What is required
In the material below, find how many lines contain the string "with". Write only that number.
___ Rows ___
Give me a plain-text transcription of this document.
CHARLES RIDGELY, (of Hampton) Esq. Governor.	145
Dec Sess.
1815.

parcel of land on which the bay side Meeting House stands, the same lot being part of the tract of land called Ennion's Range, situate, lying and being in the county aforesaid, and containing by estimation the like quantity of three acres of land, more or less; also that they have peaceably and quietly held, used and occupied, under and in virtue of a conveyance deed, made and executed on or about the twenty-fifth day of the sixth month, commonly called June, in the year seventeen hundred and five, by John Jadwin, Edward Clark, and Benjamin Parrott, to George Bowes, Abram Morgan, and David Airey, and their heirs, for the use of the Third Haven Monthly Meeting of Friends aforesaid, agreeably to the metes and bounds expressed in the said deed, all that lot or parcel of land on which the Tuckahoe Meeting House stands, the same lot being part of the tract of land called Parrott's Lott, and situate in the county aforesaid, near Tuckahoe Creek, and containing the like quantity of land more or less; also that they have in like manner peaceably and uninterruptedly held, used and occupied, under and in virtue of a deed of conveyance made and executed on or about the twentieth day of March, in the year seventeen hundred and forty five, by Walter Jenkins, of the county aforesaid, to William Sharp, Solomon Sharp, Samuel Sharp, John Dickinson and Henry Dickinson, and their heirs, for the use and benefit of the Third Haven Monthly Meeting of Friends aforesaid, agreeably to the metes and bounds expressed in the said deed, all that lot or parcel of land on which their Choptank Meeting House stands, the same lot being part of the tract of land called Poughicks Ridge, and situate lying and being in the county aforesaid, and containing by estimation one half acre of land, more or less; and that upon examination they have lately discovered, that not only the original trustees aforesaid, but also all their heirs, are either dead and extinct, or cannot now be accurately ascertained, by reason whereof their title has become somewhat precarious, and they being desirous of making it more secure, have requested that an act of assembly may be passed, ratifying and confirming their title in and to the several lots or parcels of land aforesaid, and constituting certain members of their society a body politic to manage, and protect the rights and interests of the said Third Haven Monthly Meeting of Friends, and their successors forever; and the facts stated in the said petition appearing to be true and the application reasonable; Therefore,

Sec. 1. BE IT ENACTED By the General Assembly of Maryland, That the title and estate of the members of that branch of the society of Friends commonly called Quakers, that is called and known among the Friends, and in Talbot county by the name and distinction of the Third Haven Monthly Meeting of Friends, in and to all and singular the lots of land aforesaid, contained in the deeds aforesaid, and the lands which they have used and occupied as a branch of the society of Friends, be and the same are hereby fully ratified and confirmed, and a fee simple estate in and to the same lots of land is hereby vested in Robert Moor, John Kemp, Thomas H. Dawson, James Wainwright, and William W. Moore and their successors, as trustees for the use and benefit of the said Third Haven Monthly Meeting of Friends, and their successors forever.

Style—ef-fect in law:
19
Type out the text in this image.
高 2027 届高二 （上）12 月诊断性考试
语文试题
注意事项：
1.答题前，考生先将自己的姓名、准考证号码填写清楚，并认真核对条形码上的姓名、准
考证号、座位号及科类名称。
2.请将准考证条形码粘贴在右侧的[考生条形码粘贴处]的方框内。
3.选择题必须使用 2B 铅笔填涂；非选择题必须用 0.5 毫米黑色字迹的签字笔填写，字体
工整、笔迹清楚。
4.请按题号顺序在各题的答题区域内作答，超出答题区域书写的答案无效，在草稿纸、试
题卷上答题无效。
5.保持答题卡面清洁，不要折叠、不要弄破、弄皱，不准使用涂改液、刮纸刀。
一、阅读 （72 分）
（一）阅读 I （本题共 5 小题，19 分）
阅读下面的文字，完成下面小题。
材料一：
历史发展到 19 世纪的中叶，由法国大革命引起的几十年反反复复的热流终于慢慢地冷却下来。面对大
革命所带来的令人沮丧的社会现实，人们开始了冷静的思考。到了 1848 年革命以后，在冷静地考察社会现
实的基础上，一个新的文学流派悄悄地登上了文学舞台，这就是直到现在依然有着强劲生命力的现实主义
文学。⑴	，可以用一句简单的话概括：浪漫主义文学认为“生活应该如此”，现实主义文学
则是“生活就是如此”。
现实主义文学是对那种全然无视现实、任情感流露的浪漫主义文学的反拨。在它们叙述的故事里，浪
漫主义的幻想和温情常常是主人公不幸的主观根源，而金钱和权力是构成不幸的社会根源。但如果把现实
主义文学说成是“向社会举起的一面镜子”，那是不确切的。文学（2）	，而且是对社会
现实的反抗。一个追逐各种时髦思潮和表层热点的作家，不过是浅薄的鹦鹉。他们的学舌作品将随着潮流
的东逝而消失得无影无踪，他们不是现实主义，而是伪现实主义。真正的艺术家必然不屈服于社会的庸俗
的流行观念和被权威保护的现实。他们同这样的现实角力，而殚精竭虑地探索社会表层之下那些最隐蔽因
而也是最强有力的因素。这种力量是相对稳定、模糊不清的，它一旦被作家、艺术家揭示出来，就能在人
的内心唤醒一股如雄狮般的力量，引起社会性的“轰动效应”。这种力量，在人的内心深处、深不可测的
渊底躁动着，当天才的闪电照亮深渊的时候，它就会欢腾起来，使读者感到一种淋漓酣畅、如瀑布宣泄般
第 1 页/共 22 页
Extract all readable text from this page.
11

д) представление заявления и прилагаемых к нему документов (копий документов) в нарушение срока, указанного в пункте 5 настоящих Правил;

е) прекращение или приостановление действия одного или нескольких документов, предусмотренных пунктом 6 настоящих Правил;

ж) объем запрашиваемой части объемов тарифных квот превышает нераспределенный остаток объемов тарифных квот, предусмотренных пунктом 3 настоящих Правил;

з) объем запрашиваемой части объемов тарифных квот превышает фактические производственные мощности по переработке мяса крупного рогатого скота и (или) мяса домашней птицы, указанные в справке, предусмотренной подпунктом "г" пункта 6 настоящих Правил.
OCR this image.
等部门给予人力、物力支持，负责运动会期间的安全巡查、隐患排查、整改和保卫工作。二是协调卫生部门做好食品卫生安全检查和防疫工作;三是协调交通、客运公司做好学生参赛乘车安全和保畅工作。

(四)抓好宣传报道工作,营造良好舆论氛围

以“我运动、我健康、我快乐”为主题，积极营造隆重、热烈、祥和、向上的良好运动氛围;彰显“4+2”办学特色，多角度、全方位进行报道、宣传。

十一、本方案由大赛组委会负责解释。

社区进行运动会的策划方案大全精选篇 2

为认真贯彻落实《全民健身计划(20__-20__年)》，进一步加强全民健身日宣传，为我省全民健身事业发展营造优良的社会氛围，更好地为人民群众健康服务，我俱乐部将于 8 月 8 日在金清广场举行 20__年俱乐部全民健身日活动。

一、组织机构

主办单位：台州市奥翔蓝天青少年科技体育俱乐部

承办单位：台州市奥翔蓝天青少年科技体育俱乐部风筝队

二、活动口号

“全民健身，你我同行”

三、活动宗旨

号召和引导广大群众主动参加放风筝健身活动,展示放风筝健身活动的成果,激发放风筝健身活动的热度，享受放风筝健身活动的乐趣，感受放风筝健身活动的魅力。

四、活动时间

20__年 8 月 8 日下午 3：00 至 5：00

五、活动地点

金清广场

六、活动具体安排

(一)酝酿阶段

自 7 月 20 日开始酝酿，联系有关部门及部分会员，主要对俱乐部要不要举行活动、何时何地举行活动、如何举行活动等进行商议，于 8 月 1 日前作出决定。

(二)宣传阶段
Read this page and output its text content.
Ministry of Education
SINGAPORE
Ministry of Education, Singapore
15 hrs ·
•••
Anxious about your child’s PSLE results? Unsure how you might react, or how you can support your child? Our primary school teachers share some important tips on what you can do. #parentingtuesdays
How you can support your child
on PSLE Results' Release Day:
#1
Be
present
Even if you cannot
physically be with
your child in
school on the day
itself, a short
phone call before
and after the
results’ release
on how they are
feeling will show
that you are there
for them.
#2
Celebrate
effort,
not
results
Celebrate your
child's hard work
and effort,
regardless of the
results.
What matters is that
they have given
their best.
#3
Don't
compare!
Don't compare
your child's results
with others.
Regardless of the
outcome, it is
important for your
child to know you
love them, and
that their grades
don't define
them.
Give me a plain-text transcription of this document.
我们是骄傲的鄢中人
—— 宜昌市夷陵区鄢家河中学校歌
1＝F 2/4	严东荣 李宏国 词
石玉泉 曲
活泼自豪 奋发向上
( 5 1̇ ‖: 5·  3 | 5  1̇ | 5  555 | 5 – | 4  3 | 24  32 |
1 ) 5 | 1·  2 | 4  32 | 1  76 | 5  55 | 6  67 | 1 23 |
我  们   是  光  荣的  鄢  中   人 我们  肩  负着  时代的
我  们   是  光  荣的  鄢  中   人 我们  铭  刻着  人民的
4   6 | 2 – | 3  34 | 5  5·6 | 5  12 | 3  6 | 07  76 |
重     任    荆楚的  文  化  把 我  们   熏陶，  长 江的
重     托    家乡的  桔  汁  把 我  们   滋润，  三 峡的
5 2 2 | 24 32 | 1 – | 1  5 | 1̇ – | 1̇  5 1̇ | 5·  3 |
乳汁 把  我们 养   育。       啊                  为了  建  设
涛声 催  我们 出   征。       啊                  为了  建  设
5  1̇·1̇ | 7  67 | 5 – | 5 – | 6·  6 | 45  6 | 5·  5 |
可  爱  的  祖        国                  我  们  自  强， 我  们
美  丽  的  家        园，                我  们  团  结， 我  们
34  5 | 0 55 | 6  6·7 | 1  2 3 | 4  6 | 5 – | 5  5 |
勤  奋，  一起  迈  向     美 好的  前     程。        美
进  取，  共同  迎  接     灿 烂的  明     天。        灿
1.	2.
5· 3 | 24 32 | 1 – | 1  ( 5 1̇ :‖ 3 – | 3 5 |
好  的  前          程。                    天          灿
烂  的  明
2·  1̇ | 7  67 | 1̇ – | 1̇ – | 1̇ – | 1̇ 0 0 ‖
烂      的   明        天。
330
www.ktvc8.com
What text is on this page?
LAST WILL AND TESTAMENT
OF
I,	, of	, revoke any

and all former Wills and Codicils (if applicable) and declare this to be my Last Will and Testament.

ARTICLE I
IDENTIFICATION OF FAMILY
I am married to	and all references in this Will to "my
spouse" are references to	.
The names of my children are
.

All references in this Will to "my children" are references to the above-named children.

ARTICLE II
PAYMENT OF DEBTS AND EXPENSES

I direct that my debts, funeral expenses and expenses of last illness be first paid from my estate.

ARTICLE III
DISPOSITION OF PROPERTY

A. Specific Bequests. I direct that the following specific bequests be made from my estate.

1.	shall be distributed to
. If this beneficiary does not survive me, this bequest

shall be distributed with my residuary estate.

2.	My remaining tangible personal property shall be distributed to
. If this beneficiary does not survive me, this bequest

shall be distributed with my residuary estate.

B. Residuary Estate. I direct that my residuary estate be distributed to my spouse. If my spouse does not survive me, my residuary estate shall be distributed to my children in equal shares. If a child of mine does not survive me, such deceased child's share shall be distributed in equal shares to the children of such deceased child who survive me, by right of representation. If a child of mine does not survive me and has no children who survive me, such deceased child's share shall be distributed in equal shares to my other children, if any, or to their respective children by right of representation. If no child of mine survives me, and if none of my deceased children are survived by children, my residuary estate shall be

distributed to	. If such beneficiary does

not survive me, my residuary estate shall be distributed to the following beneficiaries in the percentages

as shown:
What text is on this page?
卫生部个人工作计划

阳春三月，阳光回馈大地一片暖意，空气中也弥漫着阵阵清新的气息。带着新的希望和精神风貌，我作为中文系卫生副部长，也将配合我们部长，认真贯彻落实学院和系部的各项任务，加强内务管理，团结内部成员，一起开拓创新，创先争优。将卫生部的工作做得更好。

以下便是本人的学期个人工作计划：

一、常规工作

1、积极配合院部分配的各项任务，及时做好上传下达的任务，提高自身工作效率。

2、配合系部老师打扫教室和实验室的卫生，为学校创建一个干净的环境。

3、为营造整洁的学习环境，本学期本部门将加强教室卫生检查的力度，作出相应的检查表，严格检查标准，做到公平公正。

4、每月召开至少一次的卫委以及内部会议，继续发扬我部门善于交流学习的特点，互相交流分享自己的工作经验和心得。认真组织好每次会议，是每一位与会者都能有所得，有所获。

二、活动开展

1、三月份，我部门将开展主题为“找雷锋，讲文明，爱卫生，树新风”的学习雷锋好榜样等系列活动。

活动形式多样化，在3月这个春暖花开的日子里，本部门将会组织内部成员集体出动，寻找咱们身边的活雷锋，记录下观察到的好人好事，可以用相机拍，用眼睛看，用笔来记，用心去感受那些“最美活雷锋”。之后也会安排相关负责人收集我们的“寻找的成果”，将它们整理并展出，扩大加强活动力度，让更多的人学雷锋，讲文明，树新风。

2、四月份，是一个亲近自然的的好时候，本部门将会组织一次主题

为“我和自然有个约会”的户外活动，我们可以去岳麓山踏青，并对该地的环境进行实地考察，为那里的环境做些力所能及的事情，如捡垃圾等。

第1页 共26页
___
Complete answer
4